#### YOUR TASK:
Transcribe all of the material exactly, except for its pictures.

>> Start RECORDS FOR THIS TASK

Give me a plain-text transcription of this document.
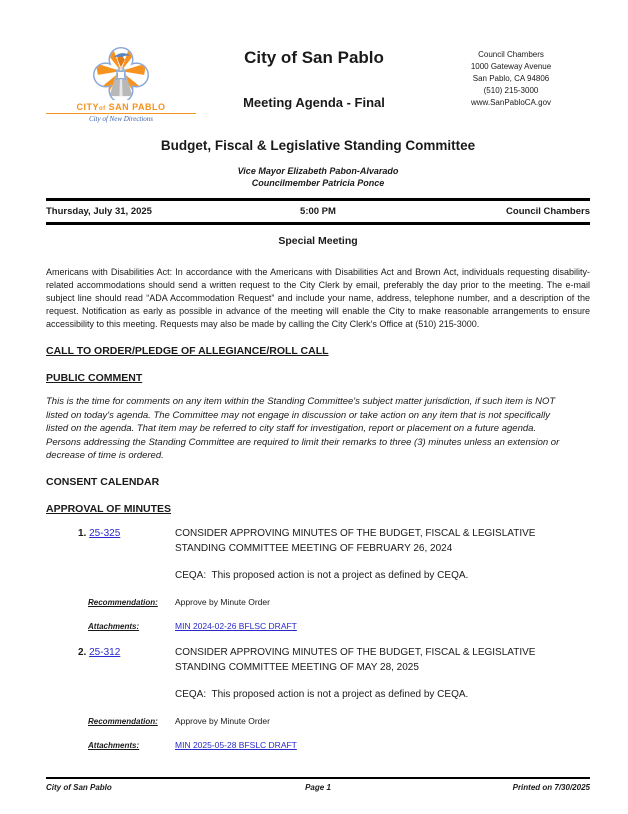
CITYof SAN PABLO
City of New Directions
City of San Pablo
Meeting Agenda - Final
Council Chambers
1000 Gateway Avenue
San Pablo, CA 94806
(510) 215-3000
www.SanPabloCA.gov
Budget, Fiscal & Legislative Standing Committee
Vice Mayor Elizabeth Pabon-Alvarado
Councilmember Patricia Ponce
Thursday, July 31, 2025	5:00 PM	Council Chambers
Special Meeting
Americans with Disabilities Act: In accordance with the Americans with Disabilities Act and Brown Act, individuals requesting disability-related accommodations should send a written request to the City Clerk by email, preferably the day prior to the meeting. The e-mail subject line should read “ADA Accommodation Request” and include your name, address, telephone number, and a description of the request. Notification as early as possible in advance of the meeting will enable the City to make reasonable arrangements to ensure accessibility to this meeting. Requests may also be made by calling the City Clerk's Office at (510) 215-3000.
CALL TO ORDER/PLEDGE OF ALLEGIANCE/ROLL CALL
PUBLIC COMMENT
This is the time for comments on any item within the Standing Committee's subject matter jurisdiction, if such item is NOT listed on today's agenda. The Committee may not engage in discussion or take action on any item that is not specifically listed on the agenda. That item may be referred to city staff for investigation, report or placement on a future agenda. Persons addressing the Standing Committee are required to limit their remarks to three (3) minutes unless an extension or decrease of time is ordered.
CONSENT CALENDAR
APPROVAL OF MINUTES
1. 25-325	CONSIDER APPROVING MINUTES OF THE BUDGET, FISCAL & LEGISLATIVE STANDING COMMITTEE MEETING OF FEBRUARY 26, 2024
CEQA:  This proposed action is not a project as defined by CEQA.
Recommendation:	Approve by Minute Order
Attachments:	MIN 2024-02-26 BFLSC DRAFT
2. 25-312	CONSIDER APPROVING MINUTES OF THE BUDGET, FISCAL & LEGISLATIVE STANDING COMMITTEE MEETING OF MAY 28, 2025
CEQA:  This proposed action is not a project as defined by CEQA.
Recommendation:	Approve by Minute Order
Attachments:	MIN 2025-05-28 BFSLC DRAFT
City of San Pablo	Page 1	Printed on 7/30/2025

>> End RECORDS FOR THIS TASK

#### THE OUTPUT:
Give me a plain-text transcription of this document.
CITYof SAN PABLO
City of New Directions
City of San Pablo
Meeting Agenda - Final
Council Chambers
1000 Gateway Avenue
San Pablo, CA 94806
(510) 215-3000
www.SanPabloCA.gov
Budget, Fiscal & Legislative Standing Committee
Vice Mayor Elizabeth Pabon-Alvarado
Councilmember Patricia Ponce
Thursday, July 31, 2025	5:00 PM	Council Chambers
Special Meeting
Americans with Disabilities Act: In accordance with the Americans with Disabilities Act and Brown Act, individuals requesting disability-related accommodations should send a written request to the City Clerk by email, preferably the day prior to the meeting. The e-mail subject line should read “ADA Accommodation Request” and include your name, address, telephone number, and a description of the request. Notification as early as possible in advance of the meeting will enable the City to make reasonable arrangements to ensure accessibility to this meeting. Requests may also be made by calling the City Clerk's Office at (510) 215-3000.
CALL TO ORDER/PLEDGE OF ALLEGIANCE/ROLL CALL
PUBLIC COMMENT
This is the time for comments on any item within the Standing Committee's subject matter jurisdiction, if such item is NOT listed on today's agenda. The Committee may not engage in discussion or take action on any item that is not specifically listed on the agenda. That item may be referred to city staff for investigation, report or placement on a future agenda. Persons addressing the Standing Committee are required to limit their remarks to three (3) minutes unless an extension or decrease of time is ordered.
CONSENT CALENDAR
APPROVAL OF MINUTES
1. 25-325	CONSIDER APPROVING MINUTES OF THE BUDGET, FISCAL & LEGISLATIVE STANDING COMMITTEE MEETING OF FEBRUARY 26, 2024
CEQA:  This proposed action is not a project as defined by CEQA.
Recommendation:	Approve by Minute Order
Attachments:	MIN 2024-02-26 BFLSC DRAFT
2. 25-312	CONSIDER APPROVING MINUTES OF THE BUDGET, FISCAL & LEGISLATIVE STANDING COMMITTEE MEETING OF MAY 28, 2025
CEQA:  This proposed action is not a project as defined by CEQA.
Recommendation:	Approve by Minute Order
Attachments:	MIN 2025-05-28 BFSLC DRAFT
City of San Pablo	Page 1	Printed on 7/30/2025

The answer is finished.